** DO THIS **
Each record below should be repeated precisely as written.

— START —

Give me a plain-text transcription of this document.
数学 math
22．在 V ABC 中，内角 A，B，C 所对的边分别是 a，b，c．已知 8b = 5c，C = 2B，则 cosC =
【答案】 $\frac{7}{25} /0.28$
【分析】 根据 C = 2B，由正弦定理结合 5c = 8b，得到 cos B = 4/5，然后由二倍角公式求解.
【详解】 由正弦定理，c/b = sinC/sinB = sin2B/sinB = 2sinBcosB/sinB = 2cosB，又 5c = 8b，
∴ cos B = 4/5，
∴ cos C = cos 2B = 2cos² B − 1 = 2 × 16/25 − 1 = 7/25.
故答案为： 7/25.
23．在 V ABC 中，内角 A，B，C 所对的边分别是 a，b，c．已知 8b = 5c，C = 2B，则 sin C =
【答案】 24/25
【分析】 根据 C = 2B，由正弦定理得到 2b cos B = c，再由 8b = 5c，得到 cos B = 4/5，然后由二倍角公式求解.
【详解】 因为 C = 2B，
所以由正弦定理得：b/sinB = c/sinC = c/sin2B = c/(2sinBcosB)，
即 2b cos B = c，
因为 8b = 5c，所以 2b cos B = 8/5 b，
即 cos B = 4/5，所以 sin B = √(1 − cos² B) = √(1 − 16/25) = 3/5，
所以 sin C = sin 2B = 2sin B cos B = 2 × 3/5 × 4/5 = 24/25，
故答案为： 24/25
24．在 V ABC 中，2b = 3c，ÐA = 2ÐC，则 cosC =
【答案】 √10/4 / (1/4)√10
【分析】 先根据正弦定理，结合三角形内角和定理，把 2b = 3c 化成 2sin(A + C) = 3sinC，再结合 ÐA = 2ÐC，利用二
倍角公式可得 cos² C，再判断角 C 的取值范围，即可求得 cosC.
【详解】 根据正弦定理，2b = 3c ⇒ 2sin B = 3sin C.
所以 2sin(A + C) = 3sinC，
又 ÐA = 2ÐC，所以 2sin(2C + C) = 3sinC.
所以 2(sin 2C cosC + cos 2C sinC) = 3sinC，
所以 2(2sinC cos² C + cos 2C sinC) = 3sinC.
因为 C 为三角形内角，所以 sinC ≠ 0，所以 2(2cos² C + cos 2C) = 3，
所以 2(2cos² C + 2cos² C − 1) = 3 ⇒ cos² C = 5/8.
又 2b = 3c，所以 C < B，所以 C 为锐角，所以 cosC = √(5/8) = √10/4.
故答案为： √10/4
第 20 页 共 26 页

— END —

** THE OUTPUT **
Give me a plain-text transcription of this document.
数学 math
22．在 V ABC 中，内角 A，B，C 所对的边分别是 a，b，c．已知 8b = 5c，C = 2B，则 cosC =
【答案】 $\frac{7}{25} /0.28$
【分析】 根据 C = 2B，由正弦定理结合 5c = 8b，得到 cos B = 4/5，然后由二倍角公式求解.
【详解】 由正弦定理，c/b = sinC/sinB = sin2B/sinB = 2sinBcosB/sinB = 2cosB，又 5c = 8b，
∴ cos B = 4/5，
∴ cos C = cos 2B = 2cos² B − 1 = 2 × 16/25 − 1 = 7/25.
故答案为： 7/25.
23．在 V ABC 中，内角 A，B，C 所对的边分别是 a，b，c．已知 8b = 5c，C = 2B，则 sin C =
【答案】 24/25
【分析】 根据 C = 2B，由正弦定理得到 2b cos B = c，再由 8b = 5c，得到 cos B = 4/5，然后由二倍角公式求解.
【详解】 因为 C = 2B，
所以由正弦定理得：b/sinB = c/sinC = c/sin2B = c/(2sinBcosB)，
即 2b cos B = c，
因为 8b = 5c，所以 2b cos B = 8/5 b，
即 cos B = 4/5，所以 sin B = √(1 − cos² B) = √(1 − 16/25) = 3/5，
所以 sin C = sin 2B = 2sin B cos B = 2 × 3/5 × 4/5 = 24/25，
故答案为： 24/25
24．在 V ABC 中，2b = 3c，ÐA = 2ÐC，则 cosC =
【答案】 √10/4 / (1/4)√10
【分析】 先根据正弦定理，结合三角形内角和定理，把 2b = 3c 化成 2sin(A + C) = 3sinC，再结合 ÐA = 2ÐC，利用二
倍角公式可得 cos² C，再判断角 C 的取值范围，即可求得 cosC.
【详解】 根据正弦定理，2b = 3c ⇒ 2sin B = 3sin C.
所以 2sin(A + C) = 3sinC，
又 ÐA = 2ÐC，所以 2sin(2C + C) = 3sinC.
所以 2(sin 2C cosC + cos 2C sinC) = 3sinC，
所以 2(2sinC cos² C + cos 2C sinC) = 3sinC.
因为 C 为三角形内角，所以 sinC ≠ 0，所以 2(2cos² C + cos 2C) = 3，
所以 2(2cos² C + 2cos² C − 1) = 3 ⇒ cos² C = 5/8.
又 2b = 3c，所以 C < B，所以 C 为锐角，所以 cosC = √(5/8) = √10/4.
故答案为： √10/4
第 20 页 共 26 页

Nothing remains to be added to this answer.